Your task >>
Every record should be repeated exactly, except that pictures are left out.

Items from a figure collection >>
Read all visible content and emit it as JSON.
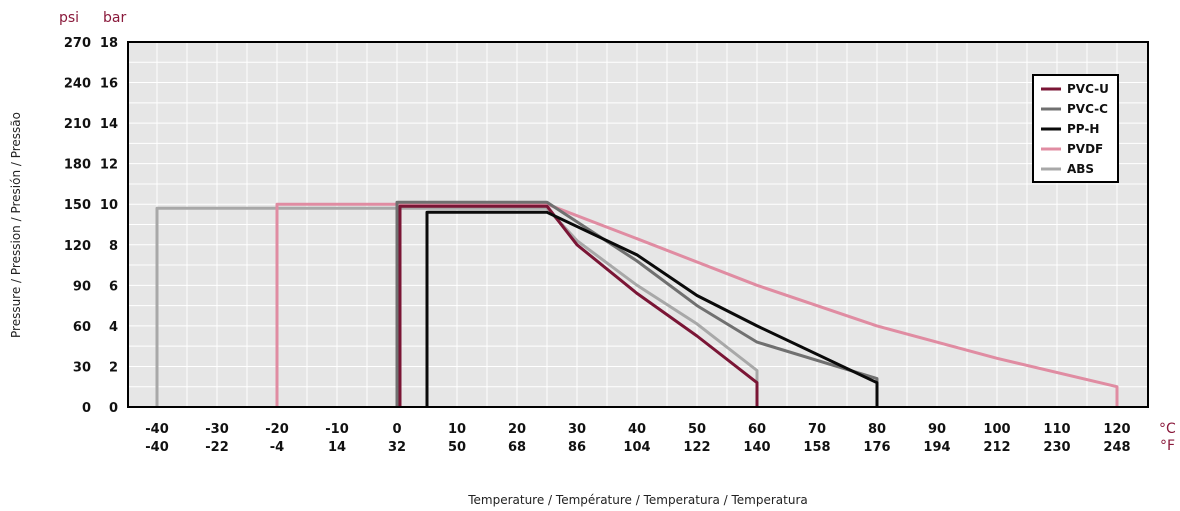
{
  "chart_data": {
    "type": "line",
    "xlabel": "Temperature / Température / Temperatura / Temperatura",
    "ylabel": "Pressure / Pression / Presión / Pressão",
    "x_unit_primary": "°C",
    "x_unit_secondary": "°F",
    "y_unit_primary": "bar",
    "y_unit_secondary": "psi",
    "xlim": [
      -40,
      120
    ],
    "ylim": [
      0,
      18
    ],
    "x_ticks_c": [
      "-40",
      "-30",
      "-20",
      "-10",
      "0",
      "10",
      "20",
      "30",
      "40",
      "50",
      "60",
      "70",
      "80",
      "90",
      "100",
      "110",
      "120"
    ],
    "x_ticks_f": [
      "-40",
      "-22",
      "-4",
      "14",
      "32",
      "50",
      "68",
      "86",
      "104",
      "122",
      "140",
      "158",
      "176",
      "194",
      "212",
      "230",
      "248"
    ],
    "y_ticks_bar": [
      "0",
      "2",
      "4",
      "6",
      "8",
      "10",
      "12",
      "14",
      "16",
      "18"
    ],
    "y_ticks_psi": [
      "0",
      "30",
      "60",
      "90",
      "120",
      "150",
      "180",
      "210",
      "240",
      "270"
    ],
    "grid": true,
    "legend_position": "top-right",
    "colors": {
      "PVC-U": "#7a1535",
      "PVC-C": "#707070",
      "PP-H": "#0a0a0a",
      "PVDF": "#e08ca2",
      "ABS": "#a8a8a8"
    },
    "series": [
      {
        "name": "ABS",
        "x": [
          -40,
          -40,
          25,
          30,
          40,
          50,
          60,
          60
        ],
        "y": [
          0,
          9.8,
          9.8,
          8.2,
          6.0,
          4.1,
          1.8,
          0
        ]
      },
      {
        "name": "PVDF",
        "x": [
          -20,
          -20,
          25,
          40,
          60,
          80,
          100,
          120,
          120
        ],
        "y": [
          0,
          10.0,
          10.0,
          8.3,
          6.0,
          4.0,
          2.4,
          1.0,
          0
        ]
      },
      {
        "name": "PVC-C",
        "x": [
          0,
          0,
          25,
          40,
          50,
          60,
          80,
          80
        ],
        "y": [
          0,
          10.1,
          10.1,
          7.2,
          5.0,
          3.2,
          1.4,
          0
        ]
      },
      {
        "name": "PVC-U",
        "x": [
          0.5,
          0.5,
          25,
          30,
          40,
          50,
          60,
          60
        ],
        "y": [
          0,
          9.9,
          9.9,
          8.0,
          5.6,
          3.5,
          1.2,
          0
        ]
      },
      {
        "name": "PP-H",
        "x": [
          5,
          5,
          25,
          40,
          50,
          60,
          80,
          80
        ],
        "y": [
          0,
          9.6,
          9.6,
          7.5,
          5.5,
          4.0,
          1.2,
          0
        ]
      }
    ],
    "legend_order": [
      "PVC-U",
      "PVC-C",
      "PP-H",
      "PVDF",
      "ABS"
    ]
  }
}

Task answer >>
Read all visible content and emit it as JSON.
{
  "chart_data": {
    "type": "line",
    "xlabel": "Temperature / Température / Temperatura / Temperatura",
    "ylabel": "Pressure / Pression / Presión / Pressão",
    "x_unit_primary": "°C",
    "x_unit_secondary": "°F",
    "y_unit_primary": "bar",
    "y_unit_secondary": "psi",
    "xlim": [
      -40,
      120
    ],
    "ylim": [
      0,
      18
    ],
    "x_ticks_c": [
      "-40",
      "-30",
      "-20",
      "-10",
      "0",
      "10",
      "20",
      "30",
      "40",
      "50",
      "60",
      "70",
      "80",
      "90",
      "100",
      "110",
      "120"
    ],
    "x_ticks_f": [
      "-40",
      "-22",
      "-4",
      "14",
      "32",
      "50",
      "68",
      "86",
      "104",
      "122",
      "140",
      "158",
      "176",
      "194",
      "212",
      "230",
      "248"
    ],
    "y_ticks_bar": [
      "0",
      "2",
      "4",
      "6",
      "8",
      "10",
      "12",
      "14",
      "16",
      "18"
    ],
    "y_ticks_psi": [
      "0",
      "30",
      "60",
      "90",
      "120",
      "150",
      "180",
      "210",
      "240",
      "270"
    ],
    "grid": true,
    "legend_position": "top-right",
    "colors": {
      "PVC-U": "#7a1535",
      "PVC-C": "#707070",
      "PP-H": "#0a0a0a",
      "PVDF": "#e08ca2",
      "ABS": "#a8a8a8"
    },
    "series": [
      {
        "name": "ABS",
        "x": [
          -40,
          -40,
          25,
          30,
          40,
          50,
          60,
          60
        ],
        "y": [
          0,
          9.8,
          9.8,
          8.2,
          6.0,
          4.1,
          1.8,
          0
        ]
      },
      {
        "name": "PVDF",
        "x": [
          -20,
          -20,
          25,
          40,
          60,
          80,
          100,
          120,
          120
        ],
        "y": [
          0,
          10.0,
          10.0,
          8.3,
          6.0,
          4.0,
          2.4,
          1.0,
          0
        ]
      },
      {
        "name": "PVC-C",
        "x": [
          0,
          0,
          25,
          40,
          50,
          60,
          80,
          80
        ],
        "y": [
          0,
          10.1,
          10.1,
          7.2,
          5.0,
          3.2,
          1.4,
          0
        ]
      },
      {
        "name": "PVC-U",
        "x": [
          0.5,
          0.5,
          25,
          30,
          40,
          50,
          60,
          60
        ],
        "y": [
          0,
          9.9,
          9.9,
          8.0,
          5.6,
          3.5,
          1.2,
          0
        ]
      },
      {
        "name": "PP-H",
        "x": [
          5,
          5,
          25,
          40,
          50,
          60,
          80,
          80
        ],
        "y": [
          0,
          9.6,
          9.6,
          7.5,
          5.5,
          4.0,
          1.2,
          0
        ]
      }
    ],
    "legend_order": [
      "PVC-U",
      "PVC-C",
      "PP-H",
      "PVDF",
      "ABS"
    ]
  }
}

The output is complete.